# start of RECORD EXTRACTS
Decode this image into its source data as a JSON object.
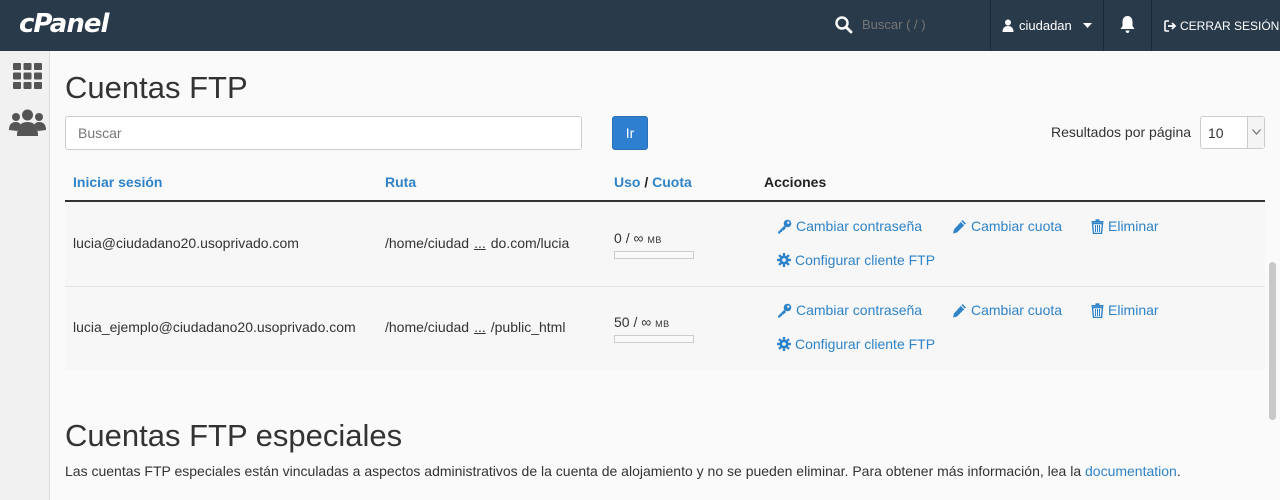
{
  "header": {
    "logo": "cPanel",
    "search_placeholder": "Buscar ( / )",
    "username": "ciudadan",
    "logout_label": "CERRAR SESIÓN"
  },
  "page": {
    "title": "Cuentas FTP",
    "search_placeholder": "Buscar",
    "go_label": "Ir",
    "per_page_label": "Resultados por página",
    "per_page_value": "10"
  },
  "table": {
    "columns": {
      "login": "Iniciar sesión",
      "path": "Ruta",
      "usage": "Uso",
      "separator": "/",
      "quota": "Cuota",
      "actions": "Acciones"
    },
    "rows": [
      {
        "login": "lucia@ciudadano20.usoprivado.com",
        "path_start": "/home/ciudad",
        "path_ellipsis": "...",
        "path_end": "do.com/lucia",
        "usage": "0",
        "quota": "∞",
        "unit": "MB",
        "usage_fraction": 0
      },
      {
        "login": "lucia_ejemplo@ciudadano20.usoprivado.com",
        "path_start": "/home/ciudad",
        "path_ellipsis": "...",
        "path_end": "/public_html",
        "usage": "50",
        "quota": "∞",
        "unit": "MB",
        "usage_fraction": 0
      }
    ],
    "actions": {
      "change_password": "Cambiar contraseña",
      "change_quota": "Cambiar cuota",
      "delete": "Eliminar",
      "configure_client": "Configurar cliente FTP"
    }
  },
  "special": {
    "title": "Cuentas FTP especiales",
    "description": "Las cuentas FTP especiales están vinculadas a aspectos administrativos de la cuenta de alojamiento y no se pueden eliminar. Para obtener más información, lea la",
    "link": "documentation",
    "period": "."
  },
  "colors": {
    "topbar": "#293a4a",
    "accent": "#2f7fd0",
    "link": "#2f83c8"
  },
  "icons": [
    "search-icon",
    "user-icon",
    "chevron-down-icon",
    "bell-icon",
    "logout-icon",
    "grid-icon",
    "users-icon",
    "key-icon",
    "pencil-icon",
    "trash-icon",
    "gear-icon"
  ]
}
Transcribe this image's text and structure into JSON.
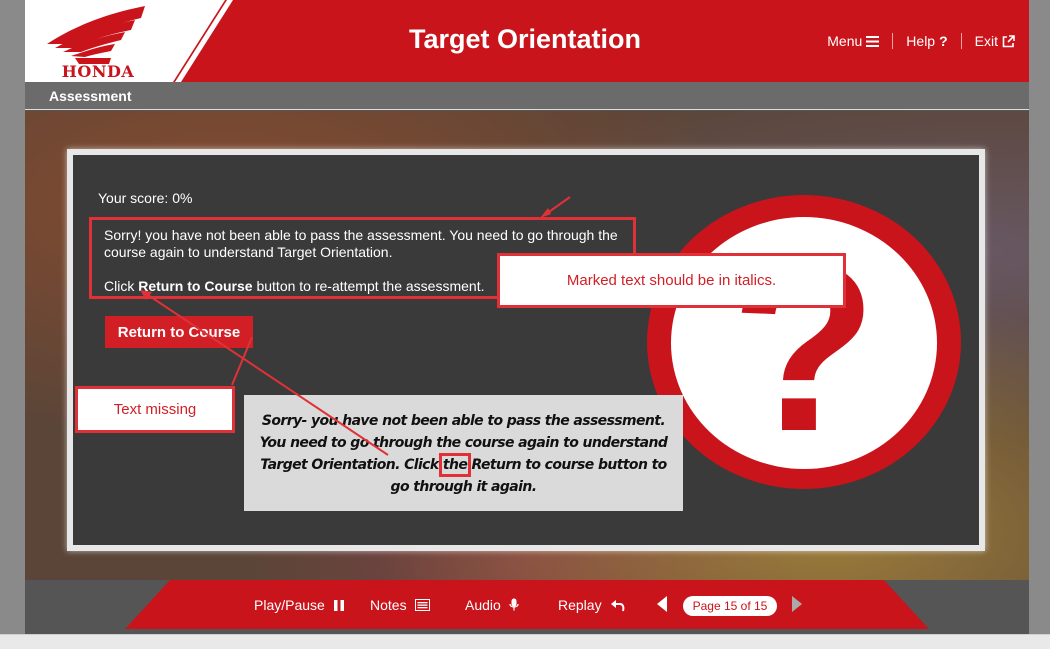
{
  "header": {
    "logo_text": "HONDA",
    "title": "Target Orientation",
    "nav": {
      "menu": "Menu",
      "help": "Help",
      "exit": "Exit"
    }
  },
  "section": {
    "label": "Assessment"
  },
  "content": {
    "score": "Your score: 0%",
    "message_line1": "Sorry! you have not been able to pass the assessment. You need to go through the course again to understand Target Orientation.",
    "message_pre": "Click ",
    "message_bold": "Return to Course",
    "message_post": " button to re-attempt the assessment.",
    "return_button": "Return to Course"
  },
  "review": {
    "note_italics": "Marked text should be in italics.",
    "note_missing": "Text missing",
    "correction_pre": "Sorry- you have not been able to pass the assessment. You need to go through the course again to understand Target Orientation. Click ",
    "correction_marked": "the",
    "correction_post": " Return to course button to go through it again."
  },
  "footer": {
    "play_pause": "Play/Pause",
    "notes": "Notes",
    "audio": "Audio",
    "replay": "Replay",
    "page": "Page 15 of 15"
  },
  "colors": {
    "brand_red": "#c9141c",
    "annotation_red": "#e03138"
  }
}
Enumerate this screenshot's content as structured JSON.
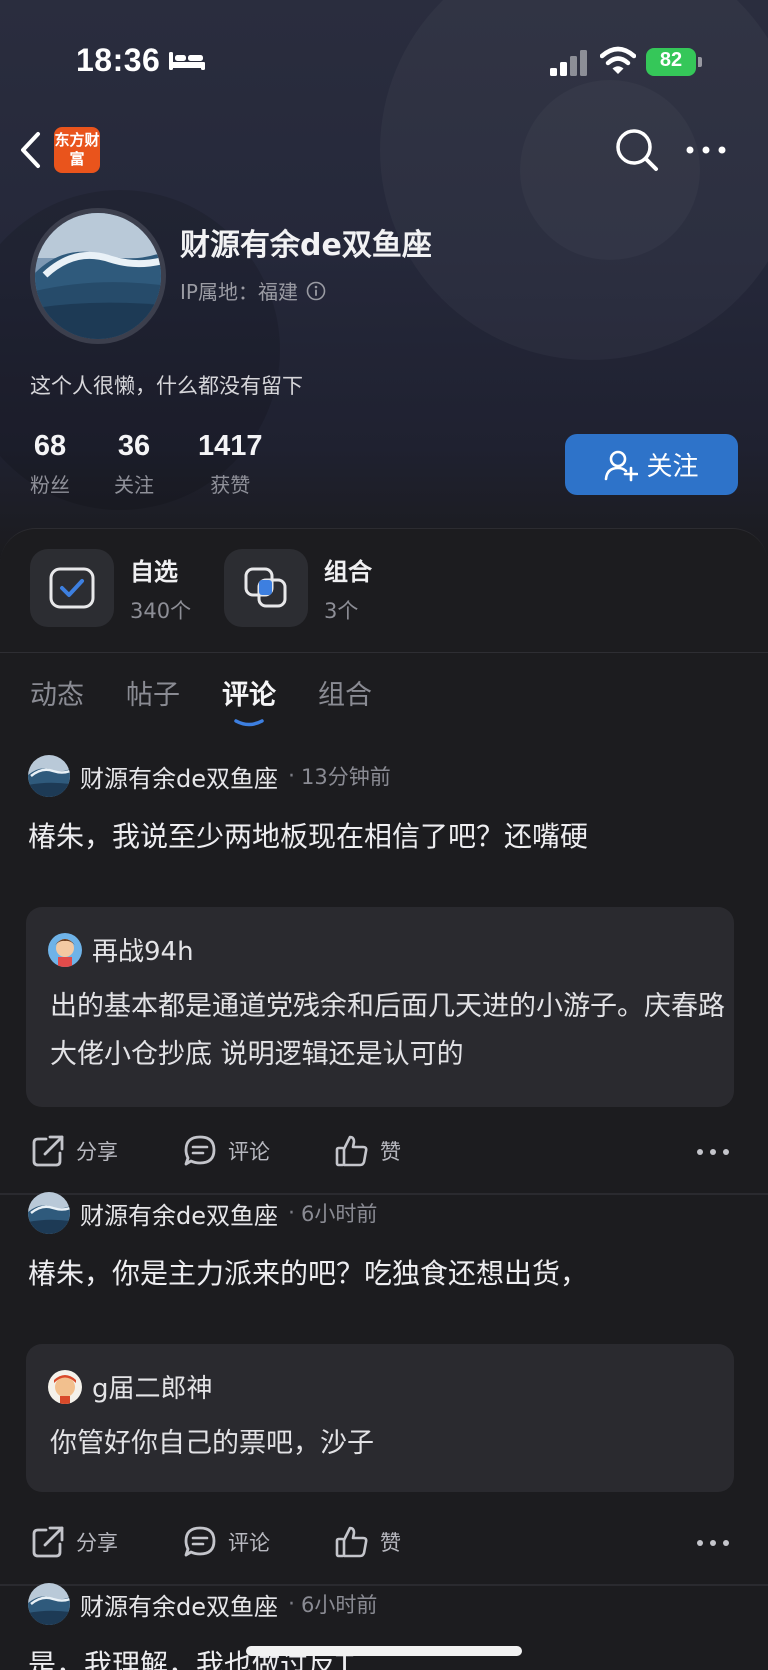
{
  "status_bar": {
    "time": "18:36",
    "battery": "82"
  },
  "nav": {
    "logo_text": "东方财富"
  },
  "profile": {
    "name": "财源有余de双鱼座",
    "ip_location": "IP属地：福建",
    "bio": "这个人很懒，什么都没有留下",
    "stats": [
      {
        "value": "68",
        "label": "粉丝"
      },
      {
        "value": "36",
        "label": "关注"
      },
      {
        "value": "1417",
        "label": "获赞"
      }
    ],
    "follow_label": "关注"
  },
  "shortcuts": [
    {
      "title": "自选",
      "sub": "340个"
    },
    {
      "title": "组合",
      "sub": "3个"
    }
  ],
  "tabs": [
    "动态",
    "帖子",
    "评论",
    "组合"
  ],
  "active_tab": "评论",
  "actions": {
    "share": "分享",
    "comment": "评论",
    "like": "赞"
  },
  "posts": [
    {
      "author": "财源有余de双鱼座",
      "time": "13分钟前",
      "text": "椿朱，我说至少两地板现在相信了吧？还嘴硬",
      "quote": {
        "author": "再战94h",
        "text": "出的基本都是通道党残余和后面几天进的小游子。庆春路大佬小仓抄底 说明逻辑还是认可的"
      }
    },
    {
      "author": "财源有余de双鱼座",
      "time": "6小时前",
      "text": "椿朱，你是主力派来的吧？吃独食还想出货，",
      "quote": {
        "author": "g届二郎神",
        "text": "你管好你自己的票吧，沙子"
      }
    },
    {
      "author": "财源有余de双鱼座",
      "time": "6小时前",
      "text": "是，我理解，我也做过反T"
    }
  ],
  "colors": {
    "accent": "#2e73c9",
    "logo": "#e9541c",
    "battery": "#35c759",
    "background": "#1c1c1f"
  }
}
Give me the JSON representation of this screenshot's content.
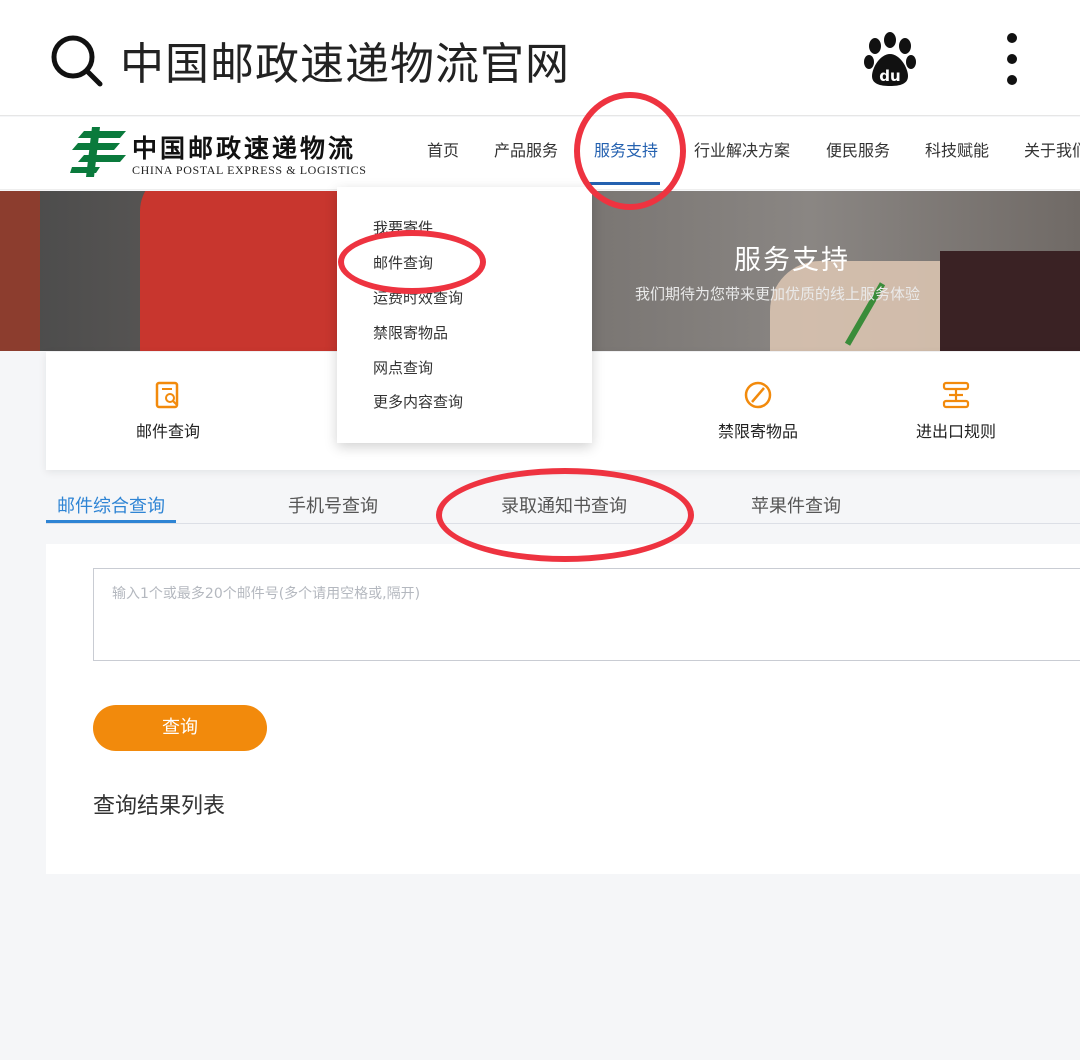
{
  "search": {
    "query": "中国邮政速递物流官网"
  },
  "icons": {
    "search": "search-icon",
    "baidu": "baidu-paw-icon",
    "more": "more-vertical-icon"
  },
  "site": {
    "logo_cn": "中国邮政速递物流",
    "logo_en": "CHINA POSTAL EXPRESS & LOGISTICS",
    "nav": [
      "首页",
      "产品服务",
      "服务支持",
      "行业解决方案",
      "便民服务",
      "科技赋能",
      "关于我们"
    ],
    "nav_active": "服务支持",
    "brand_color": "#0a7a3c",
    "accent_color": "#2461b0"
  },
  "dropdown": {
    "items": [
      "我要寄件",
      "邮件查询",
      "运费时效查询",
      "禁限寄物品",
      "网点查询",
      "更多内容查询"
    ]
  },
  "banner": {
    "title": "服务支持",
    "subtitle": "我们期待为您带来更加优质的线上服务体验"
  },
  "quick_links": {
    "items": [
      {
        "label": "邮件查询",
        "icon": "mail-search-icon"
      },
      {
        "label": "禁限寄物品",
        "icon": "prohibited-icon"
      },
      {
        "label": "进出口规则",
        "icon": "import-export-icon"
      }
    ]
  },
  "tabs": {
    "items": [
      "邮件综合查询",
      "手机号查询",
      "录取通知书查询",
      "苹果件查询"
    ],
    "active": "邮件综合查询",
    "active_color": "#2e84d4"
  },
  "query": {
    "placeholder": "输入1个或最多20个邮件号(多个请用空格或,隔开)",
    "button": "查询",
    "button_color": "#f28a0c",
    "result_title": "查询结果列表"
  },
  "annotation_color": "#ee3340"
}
# end of RECORD EXTRACTS
Each entry shown above must be quoted exactly, with its pictures left out.

§ **THE COMPLETED TASK**
Decode this image into its source data as a JSON object.
{
  "header": {
    "logo": "cPanel",
    "search_placeholder": "Buscar ( / )",
    "username": "ciudadan",
    "logout_label": "CERRAR SESIÓN"
  },
  "page": {
    "title": "Cuentas FTP",
    "search_placeholder": "Buscar",
    "go_label": "Ir",
    "per_page_label": "Resultados por página",
    "per_page_value": "10"
  },
  "table": {
    "columns": {
      "login": "Iniciar sesión",
      "path": "Ruta",
      "usage": "Uso",
      "separator": "/",
      "quota": "Cuota",
      "actions": "Acciones"
    },
    "rows": [
      {
        "login": "lucia@ciudadano20.usoprivado.com",
        "path_start": "/home/ciudad",
        "path_ellipsis": "...",
        "path_end": "do.com/lucia",
        "usage": "0",
        "quota": "∞",
        "unit": "MB",
        "usage_fraction": 0
      },
      {
        "login": "lucia_ejemplo@ciudadano20.usoprivado.com",
        "path_start": "/home/ciudad",
        "path_ellipsis": "...",
        "path_end": "/public_html",
        "usage": "50",
        "quota": "∞",
        "unit": "MB",
        "usage_fraction": 0
      }
    ],
    "actions": {
      "change_password": "Cambiar contraseña",
      "change_quota": "Cambiar cuota",
      "delete": "Eliminar",
      "configure_client": "Configurar cliente FTP"
    }
  },
  "special": {
    "title": "Cuentas FTP especiales",
    "description": "Las cuentas FTP especiales están vinculadas a aspectos administrativos de la cuenta de alojamiento y no se pueden eliminar. Para obtener más información, lea la",
    "link": "documentation",
    "period": "."
  },
  "colors": {
    "topbar": "#293a4a",
    "accent": "#2f7fd0",
    "link": "#2f83c8"
  },
  "icons": [
    "search-icon",
    "user-icon",
    "chevron-down-icon",
    "bell-icon",
    "logout-icon",
    "grid-icon",
    "users-icon",
    "key-icon",
    "pencil-icon",
    "trash-icon",
    "gear-icon"
  ]
}
Transcribe this image's text and structure into JSON.
{
  "header": {
    "logo_text": "HONDA",
    "title": "Target Orientation",
    "nav": {
      "menu": "Menu",
      "help": "Help",
      "exit": "Exit"
    }
  },
  "section": {
    "label": "Assessment"
  },
  "content": {
    "score": "Your score: 0%",
    "message_line1": "Sorry! you have not been able to pass the assessment. You need to go through the course again to understand Target Orientation.",
    "message_pre": "Click ",
    "message_bold": "Return to Course",
    "message_post": " button to re-attempt the assessment.",
    "return_button": "Return to Course"
  },
  "review": {
    "note_italics": "Marked text should be in italics.",
    "note_missing": "Text missing",
    "correction_pre": "Sorry- you have not been able to pass the assessment. You need to go through the course again to understand Target Orientation. Click ",
    "correction_marked": "the",
    "correction_post": " Return to course button to go through it again."
  },
  "footer": {
    "play_pause": "Play/Pause",
    "notes": "Notes",
    "audio": "Audio",
    "replay": "Replay",
    "page": "Page 15 of 15"
  },
  "colors": {
    "brand_red": "#c9141c",
    "annotation_red": "#e03138"
  }
}
Enumerate this screenshot's content as structured JSON.
{
  "status_bar": {
    "time": "18:36",
    "battery": "82"
  },
  "nav": {
    "logo_text": "东方财富"
  },
  "profile": {
    "name": "财源有余de双鱼座",
    "ip_location": "IP属地：福建",
    "bio": "这个人很懒，什么都没有留下",
    "stats": [
      {
        "value": "68",
        "label": "粉丝"
      },
      {
        "value": "36",
        "label": "关注"
      },
      {
        "value": "1417",
        "label": "获赞"
      }
    ],
    "follow_label": "关注"
  },
  "shortcuts": [
    {
      "title": "自选",
      "sub": "340个"
    },
    {
      "title": "组合",
      "sub": "3个"
    }
  ],
  "tabs": [
    "动态",
    "帖子",
    "评论",
    "组合"
  ],
  "active_tab": "评论",
  "actions": {
    "share": "分享",
    "comment": "评论",
    "like": "赞"
  },
  "posts": [
    {
      "author": "财源有余de双鱼座",
      "time": "13分钟前",
      "text": "椿朱，我说至少两地板现在相信了吧？还嘴硬",
      "quote": {
        "author": "再战94h",
        "text": "出的基本都是通道党残余和后面几天进的小游子。庆春路大佬小仓抄底 说明逻辑还是认可的"
      }
    },
    {
      "author": "财源有余de双鱼座",
      "time": "6小时前",
      "text": "椿朱，你是主力派来的吧？吃独食还想出货，",
      "quote": {
        "author": "g届二郎神",
        "text": "你管好你自己的票吧，沙子"
      }
    },
    {
      "author": "财源有余de双鱼座",
      "time": "6小时前",
      "text": "是，我理解，我也做过反T"
    }
  ],
  "colors": {
    "accent": "#2e73c9",
    "logo": "#e9541c",
    "battery": "#35c759",
    "background": "#1c1c1f"
  }
}
Give me the JSON representation of this screenshot's content.
{
  "search": {
    "query": "中国邮政速递物流官网"
  },
  "icons": {
    "search": "search-icon",
    "baidu": "baidu-paw-icon",
    "more": "more-vertical-icon"
  },
  "site": {
    "logo_cn": "中国邮政速递物流",
    "logo_en": "CHINA POSTAL EXPRESS & LOGISTICS",
    "nav": [
      "首页",
      "产品服务",
      "服务支持",
      "行业解决方案",
      "便民服务",
      "科技赋能",
      "关于我们"
    ],
    "nav_active": "服务支持",
    "brand_color": "#0a7a3c",
    "accent_color": "#2461b0"
  },
  "dropdown": {
    "items": [
      "我要寄件",
      "邮件查询",
      "运费时效查询",
      "禁限寄物品",
      "网点查询",
      "更多内容查询"
    ]
  },
  "banner": {
    "title": "服务支持",
    "subtitle": "我们期待为您带来更加优质的线上服务体验"
  },
  "quick_links": {
    "items": [
      {
        "label": "邮件查询",
        "icon": "mail-search-icon"
      },
      {
        "label": "禁限寄物品",
        "icon": "prohibited-icon"
      },
      {
        "label": "进出口规则",
        "icon": "import-export-icon"
      }
    ]
  },
  "tabs": {
    "items": [
      "邮件综合查询",
      "手机号查询",
      "录取通知书查询",
      "苹果件查询"
    ],
    "active": "邮件综合查询",
    "active_color": "#2e84d4"
  },
  "query": {
    "placeholder": "输入1个或最多20个邮件号(多个请用空格或,隔开)",
    "button": "查询",
    "button_color": "#f28a0c",
    "result_title": "查询结果列表"
  },
  "annotation_color": "#ee3340"
}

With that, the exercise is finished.